[Begin Excerpted records]

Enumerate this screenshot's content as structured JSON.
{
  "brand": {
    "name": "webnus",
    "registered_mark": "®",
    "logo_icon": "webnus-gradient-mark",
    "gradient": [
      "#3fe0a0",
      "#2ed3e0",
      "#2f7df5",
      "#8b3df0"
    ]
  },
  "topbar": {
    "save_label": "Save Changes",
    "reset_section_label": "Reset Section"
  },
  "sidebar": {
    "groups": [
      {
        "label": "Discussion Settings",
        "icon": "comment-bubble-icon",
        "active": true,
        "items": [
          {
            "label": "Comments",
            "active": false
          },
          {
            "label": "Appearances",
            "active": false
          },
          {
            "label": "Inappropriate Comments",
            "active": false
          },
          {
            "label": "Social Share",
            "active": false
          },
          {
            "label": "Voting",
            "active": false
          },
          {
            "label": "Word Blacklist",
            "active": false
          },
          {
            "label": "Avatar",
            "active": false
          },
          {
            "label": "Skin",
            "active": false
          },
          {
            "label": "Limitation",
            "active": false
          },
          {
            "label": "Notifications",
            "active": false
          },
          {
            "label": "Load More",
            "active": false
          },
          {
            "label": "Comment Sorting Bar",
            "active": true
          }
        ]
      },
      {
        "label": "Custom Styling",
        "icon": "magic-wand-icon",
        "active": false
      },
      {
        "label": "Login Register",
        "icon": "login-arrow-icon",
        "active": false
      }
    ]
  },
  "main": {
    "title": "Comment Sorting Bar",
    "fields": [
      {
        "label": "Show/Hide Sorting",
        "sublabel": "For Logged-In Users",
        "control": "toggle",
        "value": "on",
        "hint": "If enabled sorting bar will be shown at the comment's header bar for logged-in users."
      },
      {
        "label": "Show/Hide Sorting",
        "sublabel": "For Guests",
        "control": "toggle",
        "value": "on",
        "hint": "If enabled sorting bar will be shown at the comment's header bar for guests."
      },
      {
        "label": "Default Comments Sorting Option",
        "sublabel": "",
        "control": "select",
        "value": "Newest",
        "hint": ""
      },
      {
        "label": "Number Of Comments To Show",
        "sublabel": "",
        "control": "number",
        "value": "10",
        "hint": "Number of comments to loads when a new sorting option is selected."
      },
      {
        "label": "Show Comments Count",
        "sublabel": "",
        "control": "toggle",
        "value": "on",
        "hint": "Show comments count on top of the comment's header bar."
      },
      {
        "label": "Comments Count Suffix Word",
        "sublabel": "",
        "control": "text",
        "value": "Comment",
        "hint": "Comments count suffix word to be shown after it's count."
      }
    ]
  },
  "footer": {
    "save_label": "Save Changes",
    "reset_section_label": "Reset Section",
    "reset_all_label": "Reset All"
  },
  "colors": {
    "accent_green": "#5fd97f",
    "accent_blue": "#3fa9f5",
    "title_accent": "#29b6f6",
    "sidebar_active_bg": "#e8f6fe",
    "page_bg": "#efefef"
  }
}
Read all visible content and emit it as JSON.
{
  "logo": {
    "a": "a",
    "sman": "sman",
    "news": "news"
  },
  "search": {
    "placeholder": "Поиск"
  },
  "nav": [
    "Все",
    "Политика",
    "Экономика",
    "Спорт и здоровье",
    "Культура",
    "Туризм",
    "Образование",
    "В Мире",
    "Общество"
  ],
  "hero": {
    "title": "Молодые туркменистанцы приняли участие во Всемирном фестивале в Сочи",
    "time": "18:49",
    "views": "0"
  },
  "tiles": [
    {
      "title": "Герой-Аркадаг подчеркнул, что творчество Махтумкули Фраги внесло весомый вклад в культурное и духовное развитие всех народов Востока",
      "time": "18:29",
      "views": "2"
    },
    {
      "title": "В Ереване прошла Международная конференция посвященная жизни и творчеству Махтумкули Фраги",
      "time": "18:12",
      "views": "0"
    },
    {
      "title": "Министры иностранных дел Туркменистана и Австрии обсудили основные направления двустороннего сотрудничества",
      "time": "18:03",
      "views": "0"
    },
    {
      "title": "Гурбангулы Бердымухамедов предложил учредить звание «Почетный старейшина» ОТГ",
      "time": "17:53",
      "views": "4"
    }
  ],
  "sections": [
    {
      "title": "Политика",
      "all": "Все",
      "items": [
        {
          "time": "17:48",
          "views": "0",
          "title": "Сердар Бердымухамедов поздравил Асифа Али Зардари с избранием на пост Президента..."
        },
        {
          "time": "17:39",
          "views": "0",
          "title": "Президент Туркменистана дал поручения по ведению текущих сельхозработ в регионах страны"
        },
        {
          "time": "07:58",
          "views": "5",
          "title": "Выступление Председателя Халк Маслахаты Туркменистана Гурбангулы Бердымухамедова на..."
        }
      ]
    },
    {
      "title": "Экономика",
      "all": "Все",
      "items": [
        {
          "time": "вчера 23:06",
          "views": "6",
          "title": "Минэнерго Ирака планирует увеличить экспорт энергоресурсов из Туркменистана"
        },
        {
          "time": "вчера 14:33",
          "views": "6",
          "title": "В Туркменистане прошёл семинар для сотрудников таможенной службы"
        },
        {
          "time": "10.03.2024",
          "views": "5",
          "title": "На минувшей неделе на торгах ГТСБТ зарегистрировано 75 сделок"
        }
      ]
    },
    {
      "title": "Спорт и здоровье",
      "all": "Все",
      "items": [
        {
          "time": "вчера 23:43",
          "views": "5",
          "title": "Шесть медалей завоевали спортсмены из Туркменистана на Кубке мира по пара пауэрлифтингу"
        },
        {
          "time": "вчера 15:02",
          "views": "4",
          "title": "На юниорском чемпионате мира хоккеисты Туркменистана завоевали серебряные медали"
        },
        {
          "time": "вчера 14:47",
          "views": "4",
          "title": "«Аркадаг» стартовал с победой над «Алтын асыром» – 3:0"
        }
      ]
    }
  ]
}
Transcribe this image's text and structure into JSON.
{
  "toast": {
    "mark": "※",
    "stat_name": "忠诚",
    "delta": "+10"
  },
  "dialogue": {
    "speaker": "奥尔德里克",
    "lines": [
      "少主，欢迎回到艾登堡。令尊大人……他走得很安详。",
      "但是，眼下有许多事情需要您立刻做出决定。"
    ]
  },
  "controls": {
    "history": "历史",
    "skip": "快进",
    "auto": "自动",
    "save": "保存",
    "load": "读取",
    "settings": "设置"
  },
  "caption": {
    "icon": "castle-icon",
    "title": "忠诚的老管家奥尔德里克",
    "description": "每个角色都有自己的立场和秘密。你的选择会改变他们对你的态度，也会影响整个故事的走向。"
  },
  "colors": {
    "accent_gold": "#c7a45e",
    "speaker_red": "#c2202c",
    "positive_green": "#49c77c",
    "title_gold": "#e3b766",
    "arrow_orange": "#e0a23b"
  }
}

[End Excerpted records]

▸ **Task directions**
Write down the full listing again, exactly.

▸ **Output**
Enumerate this screenshot's content as structured JSON.
{
  "brand": {
    "name": "webnus",
    "registered_mark": "®",
    "logo_icon": "webnus-gradient-mark",
    "gradient": [
      "#3fe0a0",
      "#2ed3e0",
      "#2f7df5",
      "#8b3df0"
    ]
  },
  "topbar": {
    "save_label": "Save Changes",
    "reset_section_label": "Reset Section"
  },
  "sidebar": {
    "groups": [
      {
        "label": "Discussion Settings",
        "icon": "comment-bubble-icon",
        "active": true,
        "items": [
          {
            "label": "Comments",
            "active": false
          },
          {
            "label": "Appearances",
            "active": false
          },
          {
            "label": "Inappropriate Comments",
            "active": false
          },
          {
            "label": "Social Share",
            "active": false
          },
          {
            "label": "Voting",
            "active": false
          },
          {
            "label": "Word Blacklist",
            "active": false
          },
          {
            "label": "Avatar",
            "active": false
          },
          {
            "label": "Skin",
            "active": false
          },
          {
            "label": "Limitation",
            "active": false
          },
          {
            "label": "Notifications",
            "active": false
          },
          {
            "label": "Load More",
            "active": false
          },
          {
            "label": "Comment Sorting Bar",
            "active": true
          }
        ]
      },
      {
        "label": "Custom Styling",
        "icon": "magic-wand-icon",
        "active": false
      },
      {
        "label": "Login Register",
        "icon": "login-arrow-icon",
        "active": false
      }
    ]
  },
  "main": {
    "title": "Comment Sorting Bar",
    "fields": [
      {
        "label": "Show/Hide Sorting",
        "sublabel": "For Logged-In Users",
        "control": "toggle",
        "value": "on",
        "hint": "If enabled sorting bar will be shown at the comment's header bar for logged-in users."
      },
      {
        "label": "Show/Hide Sorting",
        "sublabel": "For Guests",
        "control": "toggle",
        "value": "on",
        "hint": "If enabled sorting bar will be shown at the comment's header bar for guests."
      },
      {
        "label": "Default Comments Sorting Option",
        "sublabel": "",
        "control": "select",
        "value": "Newest",
        "hint": ""
      },
      {
        "label": "Number Of Comments To Show",
        "sublabel": "",
        "control": "number",
        "value": "10",
        "hint": "Number of comments to loads when a new sorting option is selected."
      },
      {
        "label": "Show Comments Count",
        "sublabel": "",
        "control": "toggle",
        "value": "on",
        "hint": "Show comments count on top of the comment's header bar."
      },
      {
        "label": "Comments Count Suffix Word",
        "sublabel": "",
        "control": "text",
        "value": "Comment",
        "hint": "Comments count suffix word to be shown after it's count."
      }
    ]
  },
  "footer": {
    "save_label": "Save Changes",
    "reset_section_label": "Reset Section",
    "reset_all_label": "Reset All"
  },
  "colors": {
    "accent_green": "#5fd97f",
    "accent_blue": "#3fa9f5",
    "title_accent": "#29b6f6",
    "sidebar_active_bg": "#e8f6fe",
    "page_bg": "#efefef"
  }
}
Read all visible content and emit it as JSON.
{
  "logo": {
    "a": "a",
    "sman": "sman",
    "news": "news"
  },
  "search": {
    "placeholder": "Поиск"
  },
  "nav": [
    "Все",
    "Политика",
    "Экономика",
    "Спорт и здоровье",
    "Культура",
    "Туризм",
    "Образование",
    "В Мире",
    "Общество"
  ],
  "hero": {
    "title": "Молодые туркменистанцы приняли участие во Всемирном фестивале в Сочи",
    "time": "18:49",
    "views": "0"
  },
  "tiles": [
    {
      "title": "Герой-Аркадаг подчеркнул, что творчество Махтумкули Фраги внесло весомый вклад в культурное и духовное развитие всех народов Востока",
      "time": "18:29",
      "views": "2"
    },
    {
      "title": "В Ереване прошла Международная конференция посвященная жизни и творчеству Махтумкули Фраги",
      "time": "18:12",
      "views": "0"
    },
    {
      "title": "Министры иностранных дел Туркменистана и Австрии обсудили основные направления двустороннего сотрудничества",
      "time": "18:03",
      "views": "0"
    },
    {
      "title": "Гурбангулы Бердымухамедов предложил учредить звание «Почетный старейшина» ОТГ",
      "time": "17:53",
      "views": "4"
    }
  ],
  "sections": [
    {
      "title": "Политика",
      "all": "Все",
      "items": [
        {
          "time": "17:48",
          "views": "0",
          "title": "Сердар Бердымухамедов поздравил Асифа Али Зардари с избранием на пост Президента..."
        },
        {
          "time": "17:39",
          "views": "0",
          "title": "Президент Туркменистана дал поручения по ведению текущих сельхозработ в регионах страны"
        },
        {
          "time": "07:58",
          "views": "5",
          "title": "Выступление Председателя Халк Маслахаты Туркменистана Гурбангулы Бердымухамедова на..."
        }
      ]
    },
    {
      "title": "Экономика",
      "all": "Все",
      "items": [
        {
          "time": "вчера 23:06",
          "views": "6",
          "title": "Минэнерго Ирака планирует увеличить экспорт энергоресурсов из Туркменистана"
        },
        {
          "time": "вчера 14:33",
          "views": "6",
          "title": "В Туркменистане прошёл семинар для сотрудников таможенной службы"
        },
        {
          "time": "10.03.2024",
          "views": "5",
          "title": "На минувшей неделе на торгах ГТСБТ зарегистрировано 75 сделок"
        }
      ]
    },
    {
      "title": "Спорт и здоровье",
      "all": "Все",
      "items": [
        {
          "time": "вчера 23:43",
          "views": "5",
          "title": "Шесть медалей завоевали спортсмены из Туркменистана на Кубке мира по пара пауэрлифтингу"
        },
        {
          "time": "вчера 15:02",
          "views": "4",
          "title": "На юниорском чемпионате мира хоккеисты Туркменистана завоевали серебряные медали"
        },
        {
          "time": "вчера 14:47",
          "views": "4",
          "title": "«Аркадаг» стартовал с победой над «Алтын асыром» – 3:0"
        }
      ]
    }
  ]
}
Transcribe this image's text and structure into JSON.
{
  "toast": {
    "mark": "※",
    "stat_name": "忠诚",
    "delta": "+10"
  },
  "dialogue": {
    "speaker": "奥尔德里克",
    "lines": [
      "少主，欢迎回到艾登堡。令尊大人……他走得很安详。",
      "但是，眼下有许多事情需要您立刻做出决定。"
    ]
  },
  "controls": {
    "history": "历史",
    "skip": "快进",
    "auto": "自动",
    "save": "保存",
    "load": "读取",
    "settings": "设置"
  },
  "caption": {
    "icon": "castle-icon",
    "title": "忠诚的老管家奥尔德里克",
    "description": "每个角色都有自己的立场和秘密。你的选择会改变他们对你的态度，也会影响整个故事的走向。"
  },
  "colors": {
    "accent_gold": "#c7a45e",
    "speaker_red": "#c2202c",
    "positive_green": "#49c77c",
    "title_gold": "#e3b766",
    "arrow_orange": "#e0a23b"
  }
}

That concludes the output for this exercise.